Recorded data

━━━━━━━━━━

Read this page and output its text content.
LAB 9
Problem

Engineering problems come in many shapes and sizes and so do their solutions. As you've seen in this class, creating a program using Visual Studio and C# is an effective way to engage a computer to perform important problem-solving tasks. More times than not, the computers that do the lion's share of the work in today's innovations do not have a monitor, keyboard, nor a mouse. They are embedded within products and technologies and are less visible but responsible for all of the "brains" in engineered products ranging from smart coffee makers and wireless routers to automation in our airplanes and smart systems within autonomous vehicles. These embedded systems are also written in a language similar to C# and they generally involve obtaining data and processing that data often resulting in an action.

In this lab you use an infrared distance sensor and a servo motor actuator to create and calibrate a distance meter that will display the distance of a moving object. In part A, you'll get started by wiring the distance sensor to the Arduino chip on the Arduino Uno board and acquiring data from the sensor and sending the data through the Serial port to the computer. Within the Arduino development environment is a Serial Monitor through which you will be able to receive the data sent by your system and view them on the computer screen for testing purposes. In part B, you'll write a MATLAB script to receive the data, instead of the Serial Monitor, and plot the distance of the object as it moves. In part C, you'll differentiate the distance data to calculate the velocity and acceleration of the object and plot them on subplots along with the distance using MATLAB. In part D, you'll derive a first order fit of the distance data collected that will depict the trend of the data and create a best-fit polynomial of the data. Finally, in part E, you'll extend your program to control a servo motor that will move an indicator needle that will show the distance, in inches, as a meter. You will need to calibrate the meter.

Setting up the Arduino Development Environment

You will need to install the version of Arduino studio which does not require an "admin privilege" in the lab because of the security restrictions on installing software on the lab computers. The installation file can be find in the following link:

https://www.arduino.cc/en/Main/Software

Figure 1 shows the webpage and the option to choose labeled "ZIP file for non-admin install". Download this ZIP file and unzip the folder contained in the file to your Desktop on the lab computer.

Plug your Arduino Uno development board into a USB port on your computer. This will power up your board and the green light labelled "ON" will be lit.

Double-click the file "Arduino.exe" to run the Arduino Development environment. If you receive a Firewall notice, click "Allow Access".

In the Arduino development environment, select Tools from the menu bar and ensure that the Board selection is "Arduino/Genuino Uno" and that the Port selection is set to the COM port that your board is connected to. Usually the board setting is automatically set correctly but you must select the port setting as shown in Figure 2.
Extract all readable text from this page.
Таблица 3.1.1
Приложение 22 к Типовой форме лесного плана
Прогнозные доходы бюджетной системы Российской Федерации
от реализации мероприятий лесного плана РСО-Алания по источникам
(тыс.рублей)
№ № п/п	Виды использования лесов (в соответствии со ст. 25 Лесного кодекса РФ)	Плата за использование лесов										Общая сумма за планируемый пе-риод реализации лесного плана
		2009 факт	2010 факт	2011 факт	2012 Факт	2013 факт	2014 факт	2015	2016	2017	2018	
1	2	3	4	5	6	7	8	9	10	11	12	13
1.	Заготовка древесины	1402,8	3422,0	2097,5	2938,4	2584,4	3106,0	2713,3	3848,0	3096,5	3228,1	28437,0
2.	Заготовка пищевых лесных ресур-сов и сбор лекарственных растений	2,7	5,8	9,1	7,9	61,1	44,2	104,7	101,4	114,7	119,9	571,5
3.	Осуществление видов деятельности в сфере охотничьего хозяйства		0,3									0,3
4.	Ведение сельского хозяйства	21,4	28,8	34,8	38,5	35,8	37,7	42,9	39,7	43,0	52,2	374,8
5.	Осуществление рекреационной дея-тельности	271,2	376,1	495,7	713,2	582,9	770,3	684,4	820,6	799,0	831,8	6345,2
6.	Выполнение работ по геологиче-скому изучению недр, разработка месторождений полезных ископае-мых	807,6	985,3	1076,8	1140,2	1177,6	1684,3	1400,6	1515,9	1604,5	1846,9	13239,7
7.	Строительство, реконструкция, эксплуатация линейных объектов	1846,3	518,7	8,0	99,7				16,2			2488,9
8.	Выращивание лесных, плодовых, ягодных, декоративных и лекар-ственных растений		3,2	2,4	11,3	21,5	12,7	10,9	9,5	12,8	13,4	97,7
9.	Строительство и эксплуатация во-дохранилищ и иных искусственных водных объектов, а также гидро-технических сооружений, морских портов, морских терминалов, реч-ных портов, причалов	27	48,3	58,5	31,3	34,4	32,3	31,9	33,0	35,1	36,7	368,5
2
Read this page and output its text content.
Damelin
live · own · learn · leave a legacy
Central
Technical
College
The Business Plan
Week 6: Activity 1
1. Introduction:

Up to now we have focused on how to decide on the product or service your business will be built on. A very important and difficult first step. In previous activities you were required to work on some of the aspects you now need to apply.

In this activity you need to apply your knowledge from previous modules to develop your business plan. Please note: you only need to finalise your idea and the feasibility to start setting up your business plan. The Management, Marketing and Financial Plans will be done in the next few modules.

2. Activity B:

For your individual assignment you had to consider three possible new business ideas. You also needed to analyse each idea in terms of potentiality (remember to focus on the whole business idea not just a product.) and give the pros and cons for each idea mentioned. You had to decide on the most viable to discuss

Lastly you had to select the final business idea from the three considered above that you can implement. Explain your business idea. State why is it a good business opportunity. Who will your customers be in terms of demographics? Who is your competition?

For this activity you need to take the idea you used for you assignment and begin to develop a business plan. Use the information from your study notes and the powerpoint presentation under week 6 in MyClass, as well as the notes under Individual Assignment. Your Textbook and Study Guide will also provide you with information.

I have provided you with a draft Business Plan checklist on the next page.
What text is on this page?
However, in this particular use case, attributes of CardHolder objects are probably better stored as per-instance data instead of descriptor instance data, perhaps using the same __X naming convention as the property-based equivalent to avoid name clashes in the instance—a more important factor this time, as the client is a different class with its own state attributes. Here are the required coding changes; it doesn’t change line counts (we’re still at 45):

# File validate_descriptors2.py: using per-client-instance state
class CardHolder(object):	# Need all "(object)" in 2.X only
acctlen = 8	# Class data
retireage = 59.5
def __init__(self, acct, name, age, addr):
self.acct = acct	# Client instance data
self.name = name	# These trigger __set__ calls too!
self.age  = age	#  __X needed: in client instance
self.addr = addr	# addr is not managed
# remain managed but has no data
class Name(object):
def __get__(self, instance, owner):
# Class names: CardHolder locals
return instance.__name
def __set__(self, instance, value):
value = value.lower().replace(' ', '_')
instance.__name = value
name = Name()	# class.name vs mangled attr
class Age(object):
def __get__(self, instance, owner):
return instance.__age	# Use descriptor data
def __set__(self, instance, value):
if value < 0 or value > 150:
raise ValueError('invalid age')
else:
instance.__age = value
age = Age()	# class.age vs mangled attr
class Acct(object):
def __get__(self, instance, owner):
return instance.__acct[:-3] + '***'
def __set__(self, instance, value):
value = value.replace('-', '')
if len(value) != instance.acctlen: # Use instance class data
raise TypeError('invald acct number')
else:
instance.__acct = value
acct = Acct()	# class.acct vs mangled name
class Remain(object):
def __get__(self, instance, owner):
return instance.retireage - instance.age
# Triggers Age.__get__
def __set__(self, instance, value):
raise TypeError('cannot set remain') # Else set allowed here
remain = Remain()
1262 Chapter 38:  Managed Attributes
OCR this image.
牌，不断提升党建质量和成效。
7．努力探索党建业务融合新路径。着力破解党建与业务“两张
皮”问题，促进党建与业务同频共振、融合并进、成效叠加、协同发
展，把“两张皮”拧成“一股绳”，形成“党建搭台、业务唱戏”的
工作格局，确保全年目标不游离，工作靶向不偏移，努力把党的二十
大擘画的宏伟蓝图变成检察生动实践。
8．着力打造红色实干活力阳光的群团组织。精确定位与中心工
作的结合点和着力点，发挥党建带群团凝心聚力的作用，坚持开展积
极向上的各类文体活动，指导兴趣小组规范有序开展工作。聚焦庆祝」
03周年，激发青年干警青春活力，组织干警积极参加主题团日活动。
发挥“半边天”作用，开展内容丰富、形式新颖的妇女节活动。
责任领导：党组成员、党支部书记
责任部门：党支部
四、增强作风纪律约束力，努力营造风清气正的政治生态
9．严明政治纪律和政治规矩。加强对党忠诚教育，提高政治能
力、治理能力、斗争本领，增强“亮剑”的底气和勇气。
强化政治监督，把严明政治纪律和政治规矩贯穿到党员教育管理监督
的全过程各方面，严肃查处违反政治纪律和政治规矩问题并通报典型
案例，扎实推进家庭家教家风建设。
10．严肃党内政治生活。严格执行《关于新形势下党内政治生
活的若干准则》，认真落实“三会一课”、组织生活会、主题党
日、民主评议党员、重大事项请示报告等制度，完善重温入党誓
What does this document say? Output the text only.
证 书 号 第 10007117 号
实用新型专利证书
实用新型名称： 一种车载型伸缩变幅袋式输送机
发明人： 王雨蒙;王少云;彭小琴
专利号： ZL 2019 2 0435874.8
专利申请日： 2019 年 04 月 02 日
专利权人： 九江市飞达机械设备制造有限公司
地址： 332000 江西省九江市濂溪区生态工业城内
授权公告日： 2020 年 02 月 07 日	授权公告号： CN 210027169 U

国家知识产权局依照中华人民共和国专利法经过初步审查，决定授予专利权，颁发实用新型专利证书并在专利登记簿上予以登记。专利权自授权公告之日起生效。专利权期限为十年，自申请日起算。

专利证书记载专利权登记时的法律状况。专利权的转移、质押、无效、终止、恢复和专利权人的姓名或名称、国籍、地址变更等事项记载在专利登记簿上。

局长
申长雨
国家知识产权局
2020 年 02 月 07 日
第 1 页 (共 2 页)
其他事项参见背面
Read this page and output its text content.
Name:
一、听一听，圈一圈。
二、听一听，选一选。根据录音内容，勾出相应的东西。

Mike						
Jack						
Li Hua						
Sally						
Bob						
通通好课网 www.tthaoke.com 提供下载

━━━━━━━━━━

Determine how many lines of the listing above hold the word "which". Report that number without anything else.

2